(Records from a data source)

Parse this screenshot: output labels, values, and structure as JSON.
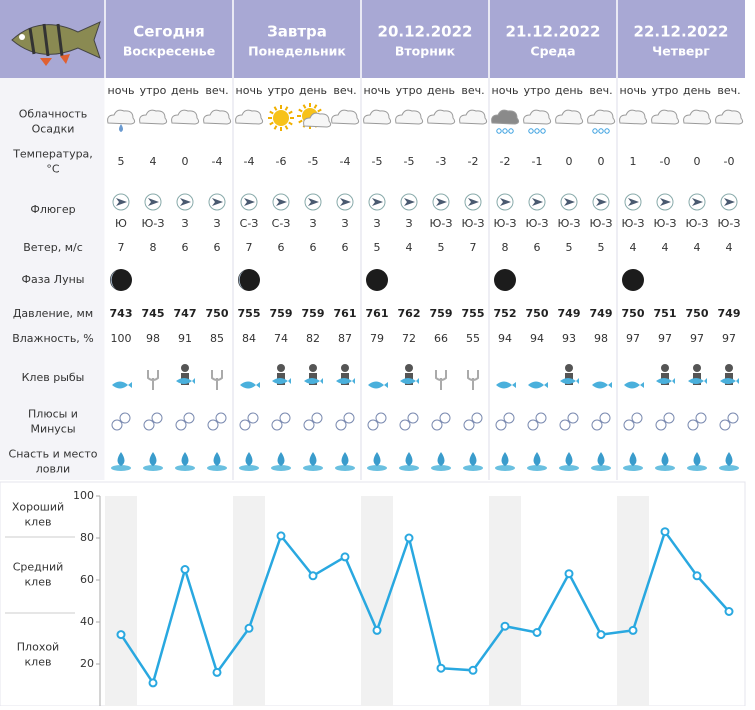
{
  "days": [
    {
      "title": "Сегодня",
      "subtitle": "Воскресенье",
      "times": [
        "ночь",
        "утро",
        "день",
        "веч."
      ]
    },
    {
      "title": "Завтра",
      "subtitle": "Понедельник",
      "times": [
        "ночь",
        "утро",
        "день",
        "веч."
      ]
    },
    {
      "title": "20.12.2022",
      "subtitle": "Вторник",
      "times": [
        "ночь",
        "утро",
        "день",
        "веч."
      ]
    },
    {
      "title": "21.12.2022",
      "subtitle": "Среда",
      "times": [
        "ночь",
        "утро",
        "день",
        "веч."
      ]
    },
    {
      "title": "22.12.2022",
      "subtitle": "Четверг",
      "times": [
        "ночь",
        "утро",
        "день",
        "веч."
      ]
    }
  ],
  "row_labels": [
    [
      "Облачность",
      "Осадки"
    ],
    [
      "Температура,",
      "°С"
    ],
    [
      "Флюгер"
    ],
    [
      "Ветер, м/с"
    ],
    [
      "Фаза Луны"
    ],
    [
      "Давление, мм"
    ],
    [
      "Влажность, %"
    ],
    [
      "Клев рыбы"
    ],
    [
      "Плюсы и",
      "Минусы"
    ],
    [
      "Снасть и место",
      "ловли"
    ]
  ],
  "temperature": [
    "5",
    "4",
    "0",
    "-4",
    "-4",
    "-6",
    "-5",
    "-4",
    "-5",
    "-5",
    "-3",
    "-2",
    "-2",
    "-1",
    "0",
    "0",
    "1",
    "-0",
    "0",
    "-0"
  ],
  "wind_direction": [
    "Ю",
    "Ю-З",
    "З",
    "З",
    "С-З",
    "С-З",
    "З",
    "З",
    "З",
    "З",
    "Ю-З",
    "Ю-З",
    "Ю-З",
    "Ю-З",
    "Ю-З",
    "Ю-З",
    "Ю-З",
    "Ю-З",
    "Ю-З",
    "Ю-З"
  ],
  "wind_speed": [
    7,
    8,
    6,
    6,
    7,
    6,
    6,
    6,
    5,
    4,
    5,
    7,
    8,
    6,
    5,
    5,
    4,
    4,
    4,
    4
  ],
  "pressure": [
    743,
    745,
    747,
    750,
    755,
    759,
    759,
    761,
    761,
    762,
    759,
    755,
    752,
    750,
    749,
    749,
    750,
    751,
    750,
    749
  ],
  "humidity": [
    100,
    98,
    91,
    85,
    84,
    74,
    82,
    87,
    79,
    72,
    66,
    55,
    94,
    94,
    93,
    98,
    97,
    97,
    97,
    97
  ],
  "chart": {
    "type": "line",
    "color": "#29a8e0",
    "ylim": [
      0,
      100
    ],
    "yticks": [
      20,
      40,
      60,
      80,
      100
    ],
    "values": [
      34,
      11,
      65,
      16,
      37,
      81,
      62,
      71,
      36,
      80,
      18,
      17,
      38,
      35,
      63,
      34,
      36,
      83,
      62,
      45
    ],
    "zones": [
      [
        "Хороший",
        "клев"
      ],
      [
        "Средний",
        "клев"
      ],
      [
        "Плохой",
        "клев"
      ]
    ]
  }
}
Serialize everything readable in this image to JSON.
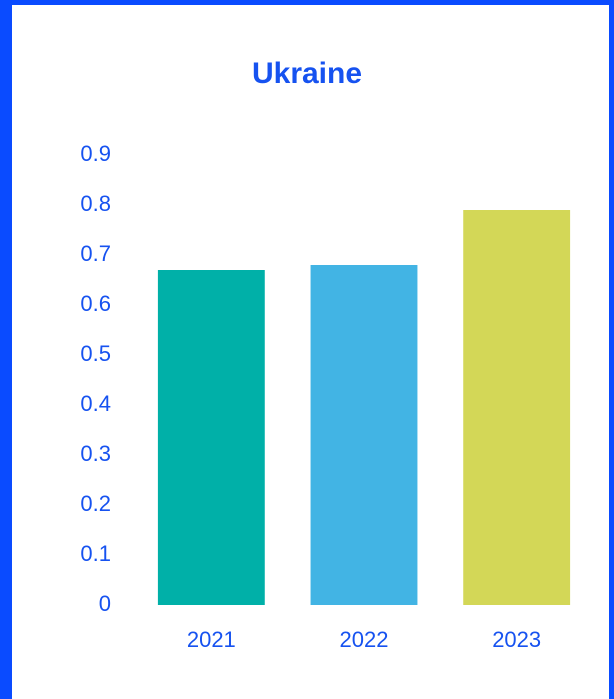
{
  "chart_data": {
    "type": "bar",
    "title": "Ukraine",
    "categories": [
      "2021",
      "2022",
      "2023"
    ],
    "values": [
      0.67,
      0.68,
      0.79
    ],
    "colors": [
      "#00b0a8",
      "#42b4e4",
      "#d3d757"
    ],
    "ylim": [
      0,
      0.9
    ],
    "yticks": [
      0,
      0.1,
      0.2,
      0.3,
      0.4,
      0.5,
      0.6,
      0.7,
      0.8,
      0.9
    ],
    "grid": false
  }
}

* GIVEN TASK: Exclude all images and restate the records above word for word.

* EXERCISE OUTPUT:
Parse this screenshot: output labels, values, and structure as JSON.
{
  "days": [
    {
      "title": "Сегодня",
      "subtitle": "Воскресенье",
      "times": [
        "ночь",
        "утро",
        "день",
        "веч."
      ]
    },
    {
      "title": "Завтра",
      "subtitle": "Понедельник",
      "times": [
        "ночь",
        "утро",
        "день",
        "веч."
      ]
    },
    {
      "title": "20.12.2022",
      "subtitle": "Вторник",
      "times": [
        "ночь",
        "утро",
        "день",
        "веч."
      ]
    },
    {
      "title": "21.12.2022",
      "subtitle": "Среда",
      "times": [
        "ночь",
        "утро",
        "день",
        "веч."
      ]
    },
    {
      "title": "22.12.2022",
      "subtitle": "Четверг",
      "times": [
        "ночь",
        "утро",
        "день",
        "веч."
      ]
    }
  ],
  "row_labels": [
    [
      "Облачность",
      "Осадки"
    ],
    [
      "Температура,",
      "°С"
    ],
    [
      "Флюгер"
    ],
    [
      "Ветер, м/с"
    ],
    [
      "Фаза Луны"
    ],
    [
      "Давление, мм"
    ],
    [
      "Влажность, %"
    ],
    [
      "Клев рыбы"
    ],
    [
      "Плюсы и",
      "Минусы"
    ],
    [
      "Снасть и место",
      "ловли"
    ]
  ],
  "temperature": [
    "5",
    "4",
    "0",
    "-4",
    "-4",
    "-6",
    "-5",
    "-4",
    "-5",
    "-5",
    "-3",
    "-2",
    "-2",
    "-1",
    "0",
    "0",
    "1",
    "-0",
    "0",
    "-0"
  ],
  "wind_direction": [
    "Ю",
    "Ю-З",
    "З",
    "З",
    "С-З",
    "С-З",
    "З",
    "З",
    "З",
    "З",
    "Ю-З",
    "Ю-З",
    "Ю-З",
    "Ю-З",
    "Ю-З",
    "Ю-З",
    "Ю-З",
    "Ю-З",
    "Ю-З",
    "Ю-З"
  ],
  "wind_speed": [
    7,
    8,
    6,
    6,
    7,
    6,
    6,
    6,
    5,
    4,
    5,
    7,
    8,
    6,
    5,
    5,
    4,
    4,
    4,
    4
  ],
  "pressure": [
    743,
    745,
    747,
    750,
    755,
    759,
    759,
    761,
    761,
    762,
    759,
    755,
    752,
    750,
    749,
    749,
    750,
    751,
    750,
    749
  ],
  "humidity": [
    100,
    98,
    91,
    85,
    84,
    74,
    82,
    87,
    79,
    72,
    66,
    55,
    94,
    94,
    93,
    98,
    97,
    97,
    97,
    97
  ],
  "chart": {
    "type": "line",
    "color": "#29a8e0",
    "ylim": [
      0,
      100
    ],
    "yticks": [
      20,
      40,
      60,
      80,
      100
    ],
    "values": [
      34,
      11,
      65,
      16,
      37,
      81,
      62,
      71,
      36,
      80,
      18,
      17,
      38,
      35,
      63,
      34,
      36,
      83,
      62,
      45
    ],
    "zones": [
      [
        "Хороший",
        "клев"
      ],
      [
        "Средний",
        "клев"
      ],
      [
        "Плохой",
        "клев"
      ]
    ]
  }
}
Serialize everything readable in this image to JSON.
{
  "chart_data": {
    "type": "bar",
    "title": "Ukraine",
    "categories": [
      "2021",
      "2022",
      "2023"
    ],
    "values": [
      0.67,
      0.68,
      0.79
    ],
    "colors": [
      "#00b0a8",
      "#42b4e4",
      "#d3d757"
    ],
    "ylim": [
      0,
      0.9
    ],
    "yticks": [
      0,
      0.1,
      0.2,
      0.3,
      0.4,
      0.5,
      0.6,
      0.7,
      0.8,
      0.9
    ],
    "grid": false
  }
}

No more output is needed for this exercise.